- [Objective]:
Gather the lines from the material that contain "this".

- [Records from a collection of figures]:

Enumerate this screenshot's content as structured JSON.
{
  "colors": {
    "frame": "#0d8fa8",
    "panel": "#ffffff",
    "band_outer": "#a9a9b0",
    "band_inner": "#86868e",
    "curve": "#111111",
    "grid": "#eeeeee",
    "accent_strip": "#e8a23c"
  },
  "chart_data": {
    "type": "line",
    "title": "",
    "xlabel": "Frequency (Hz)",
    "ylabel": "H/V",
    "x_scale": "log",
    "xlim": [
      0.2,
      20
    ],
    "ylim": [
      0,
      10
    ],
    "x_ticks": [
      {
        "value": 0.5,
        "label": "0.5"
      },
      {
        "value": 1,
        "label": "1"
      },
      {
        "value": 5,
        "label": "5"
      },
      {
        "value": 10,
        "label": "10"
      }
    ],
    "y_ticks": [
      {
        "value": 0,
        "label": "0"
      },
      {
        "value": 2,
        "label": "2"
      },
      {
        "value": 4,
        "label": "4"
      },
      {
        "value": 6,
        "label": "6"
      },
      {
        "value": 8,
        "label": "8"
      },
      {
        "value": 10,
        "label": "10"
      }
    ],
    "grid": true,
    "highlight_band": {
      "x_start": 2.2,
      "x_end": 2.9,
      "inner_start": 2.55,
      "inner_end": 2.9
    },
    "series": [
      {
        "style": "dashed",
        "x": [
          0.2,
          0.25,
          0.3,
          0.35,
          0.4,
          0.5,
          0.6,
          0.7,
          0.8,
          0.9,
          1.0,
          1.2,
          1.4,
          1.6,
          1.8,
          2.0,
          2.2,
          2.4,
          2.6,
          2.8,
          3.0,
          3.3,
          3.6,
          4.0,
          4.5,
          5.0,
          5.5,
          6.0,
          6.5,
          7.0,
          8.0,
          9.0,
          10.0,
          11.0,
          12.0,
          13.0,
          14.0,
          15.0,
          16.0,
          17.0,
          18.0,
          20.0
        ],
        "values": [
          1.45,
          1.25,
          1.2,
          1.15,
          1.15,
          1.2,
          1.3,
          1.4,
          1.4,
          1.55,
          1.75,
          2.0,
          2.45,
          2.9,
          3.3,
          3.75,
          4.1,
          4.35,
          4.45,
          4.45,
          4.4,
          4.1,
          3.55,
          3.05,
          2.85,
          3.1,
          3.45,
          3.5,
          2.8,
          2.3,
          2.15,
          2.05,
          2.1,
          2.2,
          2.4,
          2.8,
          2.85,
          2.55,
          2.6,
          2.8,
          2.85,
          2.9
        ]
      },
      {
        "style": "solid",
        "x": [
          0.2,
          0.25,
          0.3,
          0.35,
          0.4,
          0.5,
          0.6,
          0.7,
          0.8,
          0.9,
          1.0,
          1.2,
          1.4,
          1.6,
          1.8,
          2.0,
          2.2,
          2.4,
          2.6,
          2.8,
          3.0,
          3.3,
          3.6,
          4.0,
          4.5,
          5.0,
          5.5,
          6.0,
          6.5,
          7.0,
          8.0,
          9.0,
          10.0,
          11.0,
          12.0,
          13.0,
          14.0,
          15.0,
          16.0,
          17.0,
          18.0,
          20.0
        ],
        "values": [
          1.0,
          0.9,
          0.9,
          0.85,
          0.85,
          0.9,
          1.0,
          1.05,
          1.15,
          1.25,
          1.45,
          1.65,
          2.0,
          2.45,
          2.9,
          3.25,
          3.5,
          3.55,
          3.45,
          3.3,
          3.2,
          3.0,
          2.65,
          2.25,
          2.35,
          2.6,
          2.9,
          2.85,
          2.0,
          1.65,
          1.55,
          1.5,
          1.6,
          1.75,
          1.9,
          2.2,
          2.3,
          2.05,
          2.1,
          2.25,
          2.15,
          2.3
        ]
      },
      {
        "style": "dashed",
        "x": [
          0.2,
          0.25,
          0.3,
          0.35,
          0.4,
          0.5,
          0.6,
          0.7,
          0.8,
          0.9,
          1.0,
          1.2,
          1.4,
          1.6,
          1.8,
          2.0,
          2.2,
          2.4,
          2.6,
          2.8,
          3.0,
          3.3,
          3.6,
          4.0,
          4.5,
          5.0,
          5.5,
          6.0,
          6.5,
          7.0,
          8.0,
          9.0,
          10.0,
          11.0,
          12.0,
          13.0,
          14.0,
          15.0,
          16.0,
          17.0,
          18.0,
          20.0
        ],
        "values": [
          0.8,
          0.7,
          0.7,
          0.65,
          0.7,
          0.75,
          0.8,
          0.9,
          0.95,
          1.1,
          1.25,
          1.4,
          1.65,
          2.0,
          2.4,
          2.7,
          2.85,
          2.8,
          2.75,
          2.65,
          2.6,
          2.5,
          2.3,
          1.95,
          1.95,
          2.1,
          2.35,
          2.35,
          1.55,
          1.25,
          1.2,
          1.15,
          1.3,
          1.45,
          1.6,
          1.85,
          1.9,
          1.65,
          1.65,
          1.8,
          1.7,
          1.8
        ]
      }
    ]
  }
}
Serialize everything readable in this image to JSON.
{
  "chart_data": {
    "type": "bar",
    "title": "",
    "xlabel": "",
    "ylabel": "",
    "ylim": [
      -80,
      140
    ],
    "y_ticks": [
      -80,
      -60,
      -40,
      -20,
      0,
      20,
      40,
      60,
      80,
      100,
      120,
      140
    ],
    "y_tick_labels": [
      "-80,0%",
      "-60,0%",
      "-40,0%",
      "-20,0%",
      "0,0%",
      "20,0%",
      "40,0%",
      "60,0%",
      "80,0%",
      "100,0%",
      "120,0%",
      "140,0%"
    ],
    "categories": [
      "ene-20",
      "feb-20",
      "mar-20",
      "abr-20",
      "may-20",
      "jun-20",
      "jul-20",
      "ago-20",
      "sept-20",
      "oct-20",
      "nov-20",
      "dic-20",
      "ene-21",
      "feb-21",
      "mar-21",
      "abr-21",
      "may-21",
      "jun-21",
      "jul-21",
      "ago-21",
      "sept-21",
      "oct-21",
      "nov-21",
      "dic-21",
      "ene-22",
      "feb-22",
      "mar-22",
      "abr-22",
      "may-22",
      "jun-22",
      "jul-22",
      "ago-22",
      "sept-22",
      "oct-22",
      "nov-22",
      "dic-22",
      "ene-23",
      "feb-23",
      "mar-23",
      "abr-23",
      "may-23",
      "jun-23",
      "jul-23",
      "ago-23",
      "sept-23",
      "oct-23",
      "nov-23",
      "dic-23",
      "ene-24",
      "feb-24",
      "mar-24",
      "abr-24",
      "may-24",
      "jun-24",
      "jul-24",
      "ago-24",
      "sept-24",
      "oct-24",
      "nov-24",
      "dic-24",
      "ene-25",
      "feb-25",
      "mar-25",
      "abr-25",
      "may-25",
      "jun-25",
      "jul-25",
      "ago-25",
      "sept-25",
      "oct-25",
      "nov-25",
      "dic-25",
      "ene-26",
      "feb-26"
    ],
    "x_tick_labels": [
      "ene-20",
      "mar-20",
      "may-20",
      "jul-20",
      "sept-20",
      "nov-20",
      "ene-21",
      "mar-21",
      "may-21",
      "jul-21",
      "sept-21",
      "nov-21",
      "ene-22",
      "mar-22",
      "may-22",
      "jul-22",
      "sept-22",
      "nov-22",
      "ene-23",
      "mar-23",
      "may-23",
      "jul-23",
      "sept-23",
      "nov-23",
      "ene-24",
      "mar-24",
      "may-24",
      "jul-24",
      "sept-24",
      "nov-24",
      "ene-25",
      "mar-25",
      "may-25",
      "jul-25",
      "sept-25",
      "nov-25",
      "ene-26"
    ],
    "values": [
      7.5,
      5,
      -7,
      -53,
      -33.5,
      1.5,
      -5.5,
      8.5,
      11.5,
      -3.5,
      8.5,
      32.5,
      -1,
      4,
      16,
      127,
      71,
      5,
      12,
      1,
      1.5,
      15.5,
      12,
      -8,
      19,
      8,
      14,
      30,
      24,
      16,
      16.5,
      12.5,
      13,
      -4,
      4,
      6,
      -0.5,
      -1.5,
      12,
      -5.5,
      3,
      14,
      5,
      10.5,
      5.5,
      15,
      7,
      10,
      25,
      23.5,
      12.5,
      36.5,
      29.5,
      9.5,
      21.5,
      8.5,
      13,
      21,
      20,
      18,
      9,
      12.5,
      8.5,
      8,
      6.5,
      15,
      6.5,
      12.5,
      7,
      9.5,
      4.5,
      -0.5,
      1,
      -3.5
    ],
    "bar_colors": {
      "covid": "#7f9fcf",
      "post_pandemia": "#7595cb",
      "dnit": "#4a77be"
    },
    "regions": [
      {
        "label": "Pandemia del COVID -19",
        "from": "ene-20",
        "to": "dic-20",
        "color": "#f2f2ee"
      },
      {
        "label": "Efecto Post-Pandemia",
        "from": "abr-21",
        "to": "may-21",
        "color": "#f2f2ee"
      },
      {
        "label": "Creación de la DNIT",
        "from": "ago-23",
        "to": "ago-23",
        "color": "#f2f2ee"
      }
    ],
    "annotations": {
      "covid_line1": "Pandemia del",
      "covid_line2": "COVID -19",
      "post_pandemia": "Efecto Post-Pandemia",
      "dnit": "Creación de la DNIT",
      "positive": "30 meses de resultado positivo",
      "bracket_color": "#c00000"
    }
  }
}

- [Exercise answer]:
Enumerate this screenshot's content as structured JSON.
Serialize everything readable in this image to JSON.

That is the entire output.